Set task:
Show all lines from the listing below that contain "true".
§ §
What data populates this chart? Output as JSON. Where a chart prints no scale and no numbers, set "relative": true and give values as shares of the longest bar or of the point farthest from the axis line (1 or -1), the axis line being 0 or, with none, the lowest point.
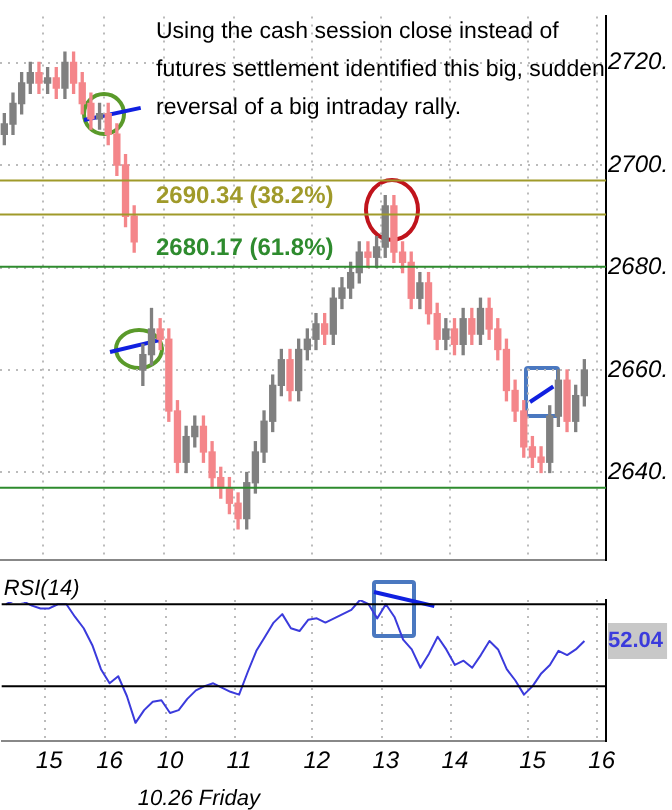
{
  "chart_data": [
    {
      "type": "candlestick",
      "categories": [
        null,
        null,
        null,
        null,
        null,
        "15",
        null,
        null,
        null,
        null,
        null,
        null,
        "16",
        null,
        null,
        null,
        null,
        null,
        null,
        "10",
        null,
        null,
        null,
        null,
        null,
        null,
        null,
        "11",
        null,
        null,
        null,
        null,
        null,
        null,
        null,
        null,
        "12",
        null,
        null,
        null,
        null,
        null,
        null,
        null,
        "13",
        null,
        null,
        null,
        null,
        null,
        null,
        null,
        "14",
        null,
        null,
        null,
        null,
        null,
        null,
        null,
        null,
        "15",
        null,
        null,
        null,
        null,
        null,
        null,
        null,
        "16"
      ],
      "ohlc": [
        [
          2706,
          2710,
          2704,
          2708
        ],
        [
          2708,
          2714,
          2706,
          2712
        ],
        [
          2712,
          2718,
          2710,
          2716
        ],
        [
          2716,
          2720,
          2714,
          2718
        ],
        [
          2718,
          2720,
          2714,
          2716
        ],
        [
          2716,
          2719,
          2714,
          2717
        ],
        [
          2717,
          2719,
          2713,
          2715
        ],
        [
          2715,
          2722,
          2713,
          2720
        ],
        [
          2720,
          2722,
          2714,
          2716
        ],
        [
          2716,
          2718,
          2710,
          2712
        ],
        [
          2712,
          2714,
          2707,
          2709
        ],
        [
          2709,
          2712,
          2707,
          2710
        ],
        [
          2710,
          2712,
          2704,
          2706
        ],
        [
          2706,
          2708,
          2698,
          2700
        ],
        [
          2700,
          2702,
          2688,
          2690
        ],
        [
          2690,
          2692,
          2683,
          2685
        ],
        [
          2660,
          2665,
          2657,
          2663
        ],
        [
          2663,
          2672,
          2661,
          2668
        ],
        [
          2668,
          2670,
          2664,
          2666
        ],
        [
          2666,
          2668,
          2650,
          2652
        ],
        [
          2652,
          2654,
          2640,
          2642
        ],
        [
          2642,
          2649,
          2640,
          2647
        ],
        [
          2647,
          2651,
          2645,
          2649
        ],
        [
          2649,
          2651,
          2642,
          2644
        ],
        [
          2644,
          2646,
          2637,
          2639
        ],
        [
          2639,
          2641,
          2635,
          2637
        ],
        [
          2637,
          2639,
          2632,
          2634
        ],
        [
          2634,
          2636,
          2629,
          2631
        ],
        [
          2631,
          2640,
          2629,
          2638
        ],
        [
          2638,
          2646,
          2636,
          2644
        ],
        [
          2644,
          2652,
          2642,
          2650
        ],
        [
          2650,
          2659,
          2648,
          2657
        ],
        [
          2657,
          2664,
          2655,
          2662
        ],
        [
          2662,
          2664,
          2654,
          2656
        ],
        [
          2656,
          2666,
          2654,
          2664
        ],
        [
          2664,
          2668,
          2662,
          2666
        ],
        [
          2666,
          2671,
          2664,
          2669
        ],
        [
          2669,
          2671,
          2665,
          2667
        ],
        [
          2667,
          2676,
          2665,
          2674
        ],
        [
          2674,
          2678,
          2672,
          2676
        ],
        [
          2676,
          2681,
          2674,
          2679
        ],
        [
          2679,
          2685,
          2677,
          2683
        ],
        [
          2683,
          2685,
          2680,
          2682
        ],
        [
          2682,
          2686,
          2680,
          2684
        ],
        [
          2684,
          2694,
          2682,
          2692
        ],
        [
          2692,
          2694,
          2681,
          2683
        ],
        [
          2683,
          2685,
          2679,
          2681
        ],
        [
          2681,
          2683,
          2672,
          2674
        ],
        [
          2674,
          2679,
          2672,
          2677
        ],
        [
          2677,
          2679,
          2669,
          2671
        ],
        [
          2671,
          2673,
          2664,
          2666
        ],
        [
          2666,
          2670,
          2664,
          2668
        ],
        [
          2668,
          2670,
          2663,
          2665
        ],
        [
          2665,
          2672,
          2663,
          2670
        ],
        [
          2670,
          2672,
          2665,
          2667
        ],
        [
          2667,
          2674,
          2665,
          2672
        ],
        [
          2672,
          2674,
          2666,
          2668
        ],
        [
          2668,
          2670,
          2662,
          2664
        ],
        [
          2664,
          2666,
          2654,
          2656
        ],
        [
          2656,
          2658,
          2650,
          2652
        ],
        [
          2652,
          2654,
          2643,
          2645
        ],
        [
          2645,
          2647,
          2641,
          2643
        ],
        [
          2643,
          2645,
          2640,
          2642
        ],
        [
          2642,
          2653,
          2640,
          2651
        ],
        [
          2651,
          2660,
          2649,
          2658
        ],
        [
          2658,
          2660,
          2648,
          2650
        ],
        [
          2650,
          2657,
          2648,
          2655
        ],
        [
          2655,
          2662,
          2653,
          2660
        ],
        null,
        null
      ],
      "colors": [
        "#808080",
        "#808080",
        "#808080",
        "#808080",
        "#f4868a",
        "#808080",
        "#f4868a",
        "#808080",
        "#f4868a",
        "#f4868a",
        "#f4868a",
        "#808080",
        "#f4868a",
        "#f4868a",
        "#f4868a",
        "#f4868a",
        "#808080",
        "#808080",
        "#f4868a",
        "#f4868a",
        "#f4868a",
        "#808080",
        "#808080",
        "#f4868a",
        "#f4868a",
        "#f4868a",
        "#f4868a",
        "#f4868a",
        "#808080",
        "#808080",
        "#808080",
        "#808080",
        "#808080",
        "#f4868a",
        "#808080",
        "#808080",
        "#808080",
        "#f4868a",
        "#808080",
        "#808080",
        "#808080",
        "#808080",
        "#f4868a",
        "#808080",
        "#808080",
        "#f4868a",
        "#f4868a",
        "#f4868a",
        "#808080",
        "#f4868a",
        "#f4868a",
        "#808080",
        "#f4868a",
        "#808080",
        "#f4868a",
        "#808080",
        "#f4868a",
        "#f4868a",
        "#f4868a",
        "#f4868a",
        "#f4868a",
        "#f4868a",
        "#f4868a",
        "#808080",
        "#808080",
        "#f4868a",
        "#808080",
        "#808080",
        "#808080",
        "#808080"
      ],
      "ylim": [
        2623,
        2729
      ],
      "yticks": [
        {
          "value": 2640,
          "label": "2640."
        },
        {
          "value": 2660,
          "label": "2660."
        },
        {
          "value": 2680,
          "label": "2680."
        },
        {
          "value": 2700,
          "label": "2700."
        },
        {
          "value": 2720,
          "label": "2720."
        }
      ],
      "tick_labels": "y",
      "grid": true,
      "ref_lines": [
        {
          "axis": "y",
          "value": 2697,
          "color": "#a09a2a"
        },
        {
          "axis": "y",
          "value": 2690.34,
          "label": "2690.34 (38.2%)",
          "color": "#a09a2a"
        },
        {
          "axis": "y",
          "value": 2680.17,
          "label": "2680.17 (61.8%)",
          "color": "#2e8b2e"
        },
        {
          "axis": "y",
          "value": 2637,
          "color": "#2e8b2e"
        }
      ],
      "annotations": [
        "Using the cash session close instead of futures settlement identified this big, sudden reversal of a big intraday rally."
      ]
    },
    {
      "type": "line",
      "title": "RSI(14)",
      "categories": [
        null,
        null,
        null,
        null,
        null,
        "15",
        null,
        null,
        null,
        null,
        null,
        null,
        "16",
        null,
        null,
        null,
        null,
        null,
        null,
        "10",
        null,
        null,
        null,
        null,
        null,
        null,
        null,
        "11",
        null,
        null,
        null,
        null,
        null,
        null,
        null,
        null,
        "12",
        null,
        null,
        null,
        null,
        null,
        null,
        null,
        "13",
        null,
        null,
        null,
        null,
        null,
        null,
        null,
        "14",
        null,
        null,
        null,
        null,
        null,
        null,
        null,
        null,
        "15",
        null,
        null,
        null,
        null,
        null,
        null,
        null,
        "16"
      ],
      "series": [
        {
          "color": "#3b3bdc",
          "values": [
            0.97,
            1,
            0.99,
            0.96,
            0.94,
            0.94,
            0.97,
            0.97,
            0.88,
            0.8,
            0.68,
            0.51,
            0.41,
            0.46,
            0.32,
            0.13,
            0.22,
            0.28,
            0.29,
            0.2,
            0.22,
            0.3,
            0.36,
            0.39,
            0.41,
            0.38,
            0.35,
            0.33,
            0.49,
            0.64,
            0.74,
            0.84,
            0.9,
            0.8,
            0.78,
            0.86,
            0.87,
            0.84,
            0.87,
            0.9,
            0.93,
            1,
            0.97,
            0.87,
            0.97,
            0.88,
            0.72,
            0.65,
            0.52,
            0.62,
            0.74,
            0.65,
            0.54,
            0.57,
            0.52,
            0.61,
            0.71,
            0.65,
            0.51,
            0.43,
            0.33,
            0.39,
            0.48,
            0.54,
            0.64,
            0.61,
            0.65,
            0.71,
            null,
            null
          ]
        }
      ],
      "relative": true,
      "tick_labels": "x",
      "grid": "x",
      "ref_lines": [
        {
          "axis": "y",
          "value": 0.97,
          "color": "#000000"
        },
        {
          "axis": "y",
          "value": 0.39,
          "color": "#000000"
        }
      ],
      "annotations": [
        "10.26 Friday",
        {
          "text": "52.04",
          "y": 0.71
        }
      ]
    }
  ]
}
§ §
Exercise solution:
What data populates this chart? Output as JSON. Where a chart prints no scale and no numbers, set "relative": true and give values as shares of the longest bar or of the point farthest from the axis line (1 or -1), the axis line being 0 or, with none, the lowest point.
      "grid": true,
      "relative": true,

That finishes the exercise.